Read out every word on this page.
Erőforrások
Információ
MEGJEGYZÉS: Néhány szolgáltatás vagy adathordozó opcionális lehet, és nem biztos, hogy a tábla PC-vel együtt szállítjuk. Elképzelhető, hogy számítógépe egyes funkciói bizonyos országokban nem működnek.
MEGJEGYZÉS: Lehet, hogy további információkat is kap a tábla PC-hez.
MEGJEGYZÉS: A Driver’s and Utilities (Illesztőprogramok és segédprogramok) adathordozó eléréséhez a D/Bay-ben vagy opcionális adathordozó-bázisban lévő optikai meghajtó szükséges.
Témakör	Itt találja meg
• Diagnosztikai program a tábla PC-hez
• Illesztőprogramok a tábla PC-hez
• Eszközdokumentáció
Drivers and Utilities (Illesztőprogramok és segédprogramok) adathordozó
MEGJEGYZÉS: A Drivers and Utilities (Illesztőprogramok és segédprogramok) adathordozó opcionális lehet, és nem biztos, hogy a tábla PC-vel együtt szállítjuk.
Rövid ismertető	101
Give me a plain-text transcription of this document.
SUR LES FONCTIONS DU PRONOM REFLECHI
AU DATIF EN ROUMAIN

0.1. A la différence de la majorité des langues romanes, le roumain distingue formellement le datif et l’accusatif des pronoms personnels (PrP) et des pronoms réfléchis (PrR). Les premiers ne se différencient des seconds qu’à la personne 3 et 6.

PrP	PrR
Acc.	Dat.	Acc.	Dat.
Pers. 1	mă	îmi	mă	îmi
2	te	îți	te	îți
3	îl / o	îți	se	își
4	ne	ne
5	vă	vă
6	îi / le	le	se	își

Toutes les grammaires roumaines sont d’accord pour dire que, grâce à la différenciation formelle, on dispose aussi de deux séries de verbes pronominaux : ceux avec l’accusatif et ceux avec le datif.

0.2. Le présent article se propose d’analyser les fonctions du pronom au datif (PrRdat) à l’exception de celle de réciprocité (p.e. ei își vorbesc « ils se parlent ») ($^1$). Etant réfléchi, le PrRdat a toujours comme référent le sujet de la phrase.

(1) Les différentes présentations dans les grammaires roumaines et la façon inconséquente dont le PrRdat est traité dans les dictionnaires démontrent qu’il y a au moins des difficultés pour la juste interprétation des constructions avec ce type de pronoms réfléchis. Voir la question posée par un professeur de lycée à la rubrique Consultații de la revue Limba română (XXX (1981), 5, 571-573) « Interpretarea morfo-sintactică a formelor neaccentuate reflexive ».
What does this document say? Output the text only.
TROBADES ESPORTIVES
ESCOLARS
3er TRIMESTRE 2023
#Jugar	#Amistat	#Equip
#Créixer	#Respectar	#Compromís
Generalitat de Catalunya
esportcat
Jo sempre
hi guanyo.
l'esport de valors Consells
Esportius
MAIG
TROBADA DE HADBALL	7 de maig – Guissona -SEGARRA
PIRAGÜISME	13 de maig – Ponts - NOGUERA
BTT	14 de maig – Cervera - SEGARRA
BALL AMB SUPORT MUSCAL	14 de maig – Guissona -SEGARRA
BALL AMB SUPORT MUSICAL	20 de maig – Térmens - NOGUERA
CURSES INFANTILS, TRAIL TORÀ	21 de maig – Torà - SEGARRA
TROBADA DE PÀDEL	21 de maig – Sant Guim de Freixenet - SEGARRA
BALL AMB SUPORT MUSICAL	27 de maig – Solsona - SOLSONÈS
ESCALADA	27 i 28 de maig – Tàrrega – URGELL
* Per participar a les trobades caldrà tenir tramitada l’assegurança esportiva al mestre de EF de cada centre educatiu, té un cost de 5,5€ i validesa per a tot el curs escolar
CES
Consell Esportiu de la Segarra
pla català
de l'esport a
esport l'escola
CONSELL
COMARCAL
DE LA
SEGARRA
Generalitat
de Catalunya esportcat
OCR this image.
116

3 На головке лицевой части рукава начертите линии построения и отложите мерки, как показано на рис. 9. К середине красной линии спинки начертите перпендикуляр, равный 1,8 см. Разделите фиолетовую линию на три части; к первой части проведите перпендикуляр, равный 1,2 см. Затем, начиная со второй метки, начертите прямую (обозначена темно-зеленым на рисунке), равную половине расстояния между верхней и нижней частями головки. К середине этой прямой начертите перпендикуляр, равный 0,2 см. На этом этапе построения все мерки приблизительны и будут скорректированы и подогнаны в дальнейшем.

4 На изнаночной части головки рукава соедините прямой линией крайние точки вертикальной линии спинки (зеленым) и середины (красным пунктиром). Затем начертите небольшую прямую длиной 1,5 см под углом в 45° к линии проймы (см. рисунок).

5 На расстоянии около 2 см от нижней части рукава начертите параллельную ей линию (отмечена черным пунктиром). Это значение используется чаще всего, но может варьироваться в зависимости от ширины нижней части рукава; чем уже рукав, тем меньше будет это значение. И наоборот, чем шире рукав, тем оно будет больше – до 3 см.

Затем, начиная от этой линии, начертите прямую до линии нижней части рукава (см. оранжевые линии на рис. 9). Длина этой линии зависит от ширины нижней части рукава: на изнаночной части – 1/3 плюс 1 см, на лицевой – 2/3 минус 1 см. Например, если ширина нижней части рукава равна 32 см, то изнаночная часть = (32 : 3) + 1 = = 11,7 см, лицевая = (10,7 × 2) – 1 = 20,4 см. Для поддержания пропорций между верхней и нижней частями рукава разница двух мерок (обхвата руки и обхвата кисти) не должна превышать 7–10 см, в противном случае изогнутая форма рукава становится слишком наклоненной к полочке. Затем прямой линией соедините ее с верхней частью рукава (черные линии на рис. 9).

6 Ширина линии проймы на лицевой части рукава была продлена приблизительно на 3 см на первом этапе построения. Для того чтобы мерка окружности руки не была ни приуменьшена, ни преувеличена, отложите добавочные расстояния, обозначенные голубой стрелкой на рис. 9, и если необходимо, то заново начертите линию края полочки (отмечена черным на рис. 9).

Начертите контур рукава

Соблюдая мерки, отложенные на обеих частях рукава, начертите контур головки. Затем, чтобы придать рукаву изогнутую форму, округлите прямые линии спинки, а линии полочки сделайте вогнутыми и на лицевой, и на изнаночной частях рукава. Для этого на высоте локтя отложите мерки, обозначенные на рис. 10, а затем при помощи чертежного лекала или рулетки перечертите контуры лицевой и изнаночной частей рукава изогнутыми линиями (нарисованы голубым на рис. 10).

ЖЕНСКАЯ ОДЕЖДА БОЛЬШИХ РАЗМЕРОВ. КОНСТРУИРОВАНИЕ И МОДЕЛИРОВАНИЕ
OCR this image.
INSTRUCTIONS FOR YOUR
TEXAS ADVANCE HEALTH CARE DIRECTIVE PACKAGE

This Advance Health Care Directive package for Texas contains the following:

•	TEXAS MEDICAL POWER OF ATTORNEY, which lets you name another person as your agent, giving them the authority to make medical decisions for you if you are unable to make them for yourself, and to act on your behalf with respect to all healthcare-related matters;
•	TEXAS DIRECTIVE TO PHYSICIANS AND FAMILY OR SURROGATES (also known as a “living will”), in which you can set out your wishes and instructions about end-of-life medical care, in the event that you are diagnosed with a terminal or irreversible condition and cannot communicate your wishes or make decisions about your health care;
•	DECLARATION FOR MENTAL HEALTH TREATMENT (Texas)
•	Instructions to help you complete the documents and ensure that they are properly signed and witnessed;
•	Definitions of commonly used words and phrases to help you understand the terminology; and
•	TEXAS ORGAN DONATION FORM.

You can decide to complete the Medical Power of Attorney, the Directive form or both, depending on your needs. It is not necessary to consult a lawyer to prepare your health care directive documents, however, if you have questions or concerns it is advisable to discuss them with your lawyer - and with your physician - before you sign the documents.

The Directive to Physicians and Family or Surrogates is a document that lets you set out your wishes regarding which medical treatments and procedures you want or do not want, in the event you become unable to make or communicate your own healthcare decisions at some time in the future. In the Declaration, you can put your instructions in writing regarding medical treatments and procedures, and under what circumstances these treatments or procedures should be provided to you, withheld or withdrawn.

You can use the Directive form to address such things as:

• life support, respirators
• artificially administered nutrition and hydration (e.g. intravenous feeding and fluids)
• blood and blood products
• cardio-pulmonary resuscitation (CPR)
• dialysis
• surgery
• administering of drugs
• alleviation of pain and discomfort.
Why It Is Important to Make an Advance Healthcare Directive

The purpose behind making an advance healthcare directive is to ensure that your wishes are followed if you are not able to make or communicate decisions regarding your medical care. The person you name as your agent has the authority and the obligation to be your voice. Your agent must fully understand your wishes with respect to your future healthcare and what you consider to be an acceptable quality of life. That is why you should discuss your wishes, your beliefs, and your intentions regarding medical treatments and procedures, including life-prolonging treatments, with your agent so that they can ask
────────────────────
Every line holding "accusatif" should be copied out.

0.1. A la différence de la majorité des langues romanes, le roumain distingue formellement le datif et l’accusatif des pronoms personnels (PrP) et des pronoms réfléchis (PrR). Les premiers ne se différencient des seconds qu’à la personne 3 et 6.
Toutes les grammaires roumaines sont d’accord pour dire que, grâce à la différenciation formelle, on dispose aussi de deux séries de verbes pronominaux : ceux avec l’accusatif et ceux avec le datif.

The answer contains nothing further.